* THE EXERCISE *
Find the lines with the string "månad" and return them.

* DATASET EXTRACT *

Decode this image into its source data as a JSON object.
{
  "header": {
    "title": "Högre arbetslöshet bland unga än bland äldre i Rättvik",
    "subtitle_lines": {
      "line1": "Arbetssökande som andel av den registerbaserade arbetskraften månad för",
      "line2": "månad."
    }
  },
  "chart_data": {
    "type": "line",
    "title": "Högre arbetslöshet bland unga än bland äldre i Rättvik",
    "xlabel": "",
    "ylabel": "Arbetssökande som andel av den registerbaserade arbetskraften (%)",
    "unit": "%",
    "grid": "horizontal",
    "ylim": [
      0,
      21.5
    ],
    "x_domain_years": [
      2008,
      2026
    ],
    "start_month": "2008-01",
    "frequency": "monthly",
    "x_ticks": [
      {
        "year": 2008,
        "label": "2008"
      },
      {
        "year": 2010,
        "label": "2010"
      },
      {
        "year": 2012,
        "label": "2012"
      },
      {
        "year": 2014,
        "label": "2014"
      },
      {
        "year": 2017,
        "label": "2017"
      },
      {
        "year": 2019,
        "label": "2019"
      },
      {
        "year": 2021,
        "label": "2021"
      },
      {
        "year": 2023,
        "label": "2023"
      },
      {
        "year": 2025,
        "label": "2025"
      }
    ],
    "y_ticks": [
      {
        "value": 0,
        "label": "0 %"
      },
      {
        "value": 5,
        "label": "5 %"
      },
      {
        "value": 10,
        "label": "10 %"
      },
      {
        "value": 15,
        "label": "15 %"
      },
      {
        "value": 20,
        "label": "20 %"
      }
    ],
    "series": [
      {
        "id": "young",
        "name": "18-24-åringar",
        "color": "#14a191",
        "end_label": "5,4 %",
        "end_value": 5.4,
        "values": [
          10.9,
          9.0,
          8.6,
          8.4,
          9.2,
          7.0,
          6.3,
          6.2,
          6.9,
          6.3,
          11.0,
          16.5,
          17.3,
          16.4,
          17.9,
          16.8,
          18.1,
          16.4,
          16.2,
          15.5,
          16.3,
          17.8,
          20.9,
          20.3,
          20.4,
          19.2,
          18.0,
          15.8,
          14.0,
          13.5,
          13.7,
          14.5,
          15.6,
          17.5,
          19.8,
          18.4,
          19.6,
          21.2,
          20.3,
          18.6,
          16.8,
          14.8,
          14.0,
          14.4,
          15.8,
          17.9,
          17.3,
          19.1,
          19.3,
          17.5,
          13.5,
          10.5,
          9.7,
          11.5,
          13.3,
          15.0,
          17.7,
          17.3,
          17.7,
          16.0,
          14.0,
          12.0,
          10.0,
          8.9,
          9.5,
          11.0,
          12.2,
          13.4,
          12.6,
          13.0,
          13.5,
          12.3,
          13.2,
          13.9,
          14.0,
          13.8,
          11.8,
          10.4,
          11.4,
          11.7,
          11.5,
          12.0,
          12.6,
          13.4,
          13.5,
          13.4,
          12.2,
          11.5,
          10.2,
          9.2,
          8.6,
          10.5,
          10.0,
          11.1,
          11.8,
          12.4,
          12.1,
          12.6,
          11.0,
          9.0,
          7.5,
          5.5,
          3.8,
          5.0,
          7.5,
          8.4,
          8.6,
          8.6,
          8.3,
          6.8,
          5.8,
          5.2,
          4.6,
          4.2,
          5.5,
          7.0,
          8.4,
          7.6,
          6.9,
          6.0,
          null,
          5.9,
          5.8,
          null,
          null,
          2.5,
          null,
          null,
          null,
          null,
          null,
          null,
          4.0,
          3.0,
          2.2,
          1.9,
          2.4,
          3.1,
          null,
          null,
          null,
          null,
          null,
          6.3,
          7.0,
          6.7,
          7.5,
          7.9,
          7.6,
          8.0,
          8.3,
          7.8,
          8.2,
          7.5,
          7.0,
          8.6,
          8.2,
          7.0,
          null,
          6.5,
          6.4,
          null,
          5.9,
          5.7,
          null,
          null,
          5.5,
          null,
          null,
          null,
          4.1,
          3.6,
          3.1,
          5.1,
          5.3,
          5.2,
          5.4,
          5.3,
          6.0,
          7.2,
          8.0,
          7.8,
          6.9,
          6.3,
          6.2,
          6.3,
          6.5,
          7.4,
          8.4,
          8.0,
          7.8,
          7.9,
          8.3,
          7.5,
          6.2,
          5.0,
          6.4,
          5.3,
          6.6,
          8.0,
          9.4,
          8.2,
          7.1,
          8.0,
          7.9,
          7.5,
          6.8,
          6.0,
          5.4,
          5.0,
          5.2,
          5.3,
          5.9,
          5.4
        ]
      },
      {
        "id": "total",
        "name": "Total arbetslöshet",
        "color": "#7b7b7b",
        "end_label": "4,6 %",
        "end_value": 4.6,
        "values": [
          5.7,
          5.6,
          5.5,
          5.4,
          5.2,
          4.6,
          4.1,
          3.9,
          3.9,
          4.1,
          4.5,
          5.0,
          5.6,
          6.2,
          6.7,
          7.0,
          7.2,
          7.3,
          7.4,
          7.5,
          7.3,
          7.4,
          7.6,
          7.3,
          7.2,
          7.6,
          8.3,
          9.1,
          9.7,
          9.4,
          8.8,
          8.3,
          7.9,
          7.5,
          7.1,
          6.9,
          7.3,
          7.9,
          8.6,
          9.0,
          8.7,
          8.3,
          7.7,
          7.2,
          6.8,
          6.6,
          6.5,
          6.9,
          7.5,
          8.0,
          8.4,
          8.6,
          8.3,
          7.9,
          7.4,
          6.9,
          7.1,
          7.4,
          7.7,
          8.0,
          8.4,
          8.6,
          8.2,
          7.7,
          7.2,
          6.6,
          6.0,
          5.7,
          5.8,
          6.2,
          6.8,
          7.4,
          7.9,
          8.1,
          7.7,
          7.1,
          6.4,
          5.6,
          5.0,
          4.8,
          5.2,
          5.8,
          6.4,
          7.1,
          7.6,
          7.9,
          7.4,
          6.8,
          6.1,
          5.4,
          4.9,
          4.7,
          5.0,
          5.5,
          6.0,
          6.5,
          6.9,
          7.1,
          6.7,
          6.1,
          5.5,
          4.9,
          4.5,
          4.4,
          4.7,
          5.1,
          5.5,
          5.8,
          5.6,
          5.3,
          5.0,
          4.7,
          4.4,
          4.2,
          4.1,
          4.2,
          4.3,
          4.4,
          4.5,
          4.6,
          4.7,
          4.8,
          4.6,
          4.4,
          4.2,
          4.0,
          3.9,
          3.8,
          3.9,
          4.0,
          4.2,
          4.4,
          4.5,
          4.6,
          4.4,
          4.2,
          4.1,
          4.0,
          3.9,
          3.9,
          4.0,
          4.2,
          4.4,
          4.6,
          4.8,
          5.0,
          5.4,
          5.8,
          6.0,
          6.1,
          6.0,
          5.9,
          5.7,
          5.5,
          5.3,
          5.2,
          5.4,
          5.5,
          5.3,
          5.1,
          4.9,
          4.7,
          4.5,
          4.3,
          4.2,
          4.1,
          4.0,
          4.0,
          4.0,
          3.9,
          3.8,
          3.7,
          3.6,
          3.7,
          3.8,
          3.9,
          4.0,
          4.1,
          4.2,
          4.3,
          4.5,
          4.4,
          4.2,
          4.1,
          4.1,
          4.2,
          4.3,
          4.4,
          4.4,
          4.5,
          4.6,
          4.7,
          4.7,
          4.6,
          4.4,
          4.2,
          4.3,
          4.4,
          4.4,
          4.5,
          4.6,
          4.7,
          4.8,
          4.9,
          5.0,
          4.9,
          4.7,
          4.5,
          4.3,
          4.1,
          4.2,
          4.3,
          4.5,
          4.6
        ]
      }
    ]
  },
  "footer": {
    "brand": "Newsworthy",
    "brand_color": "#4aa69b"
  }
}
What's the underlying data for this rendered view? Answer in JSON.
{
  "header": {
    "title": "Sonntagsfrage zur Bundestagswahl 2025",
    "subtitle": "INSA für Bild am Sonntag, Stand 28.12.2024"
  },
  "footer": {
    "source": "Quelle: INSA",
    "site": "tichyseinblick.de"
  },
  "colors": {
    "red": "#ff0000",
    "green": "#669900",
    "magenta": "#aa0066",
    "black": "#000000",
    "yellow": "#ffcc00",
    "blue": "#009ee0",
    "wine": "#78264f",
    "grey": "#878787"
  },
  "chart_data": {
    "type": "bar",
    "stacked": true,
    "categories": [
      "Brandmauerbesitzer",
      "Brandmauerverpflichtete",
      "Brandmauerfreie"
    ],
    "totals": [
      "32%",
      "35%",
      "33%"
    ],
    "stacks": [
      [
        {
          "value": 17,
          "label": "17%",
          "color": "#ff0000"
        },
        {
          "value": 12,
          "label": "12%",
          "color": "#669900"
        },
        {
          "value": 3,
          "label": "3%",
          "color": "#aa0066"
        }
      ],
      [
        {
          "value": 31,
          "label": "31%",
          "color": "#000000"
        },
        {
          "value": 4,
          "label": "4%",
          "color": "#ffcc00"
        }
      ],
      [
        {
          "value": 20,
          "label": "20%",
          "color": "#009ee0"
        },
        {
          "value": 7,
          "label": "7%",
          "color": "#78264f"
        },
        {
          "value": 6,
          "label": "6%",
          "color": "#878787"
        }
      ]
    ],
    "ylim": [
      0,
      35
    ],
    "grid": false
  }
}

* TASK RESULT *
      "line1": "Arbetssökande som andel av den registerbaserade arbetskraften månad för",
      "line2": "månad."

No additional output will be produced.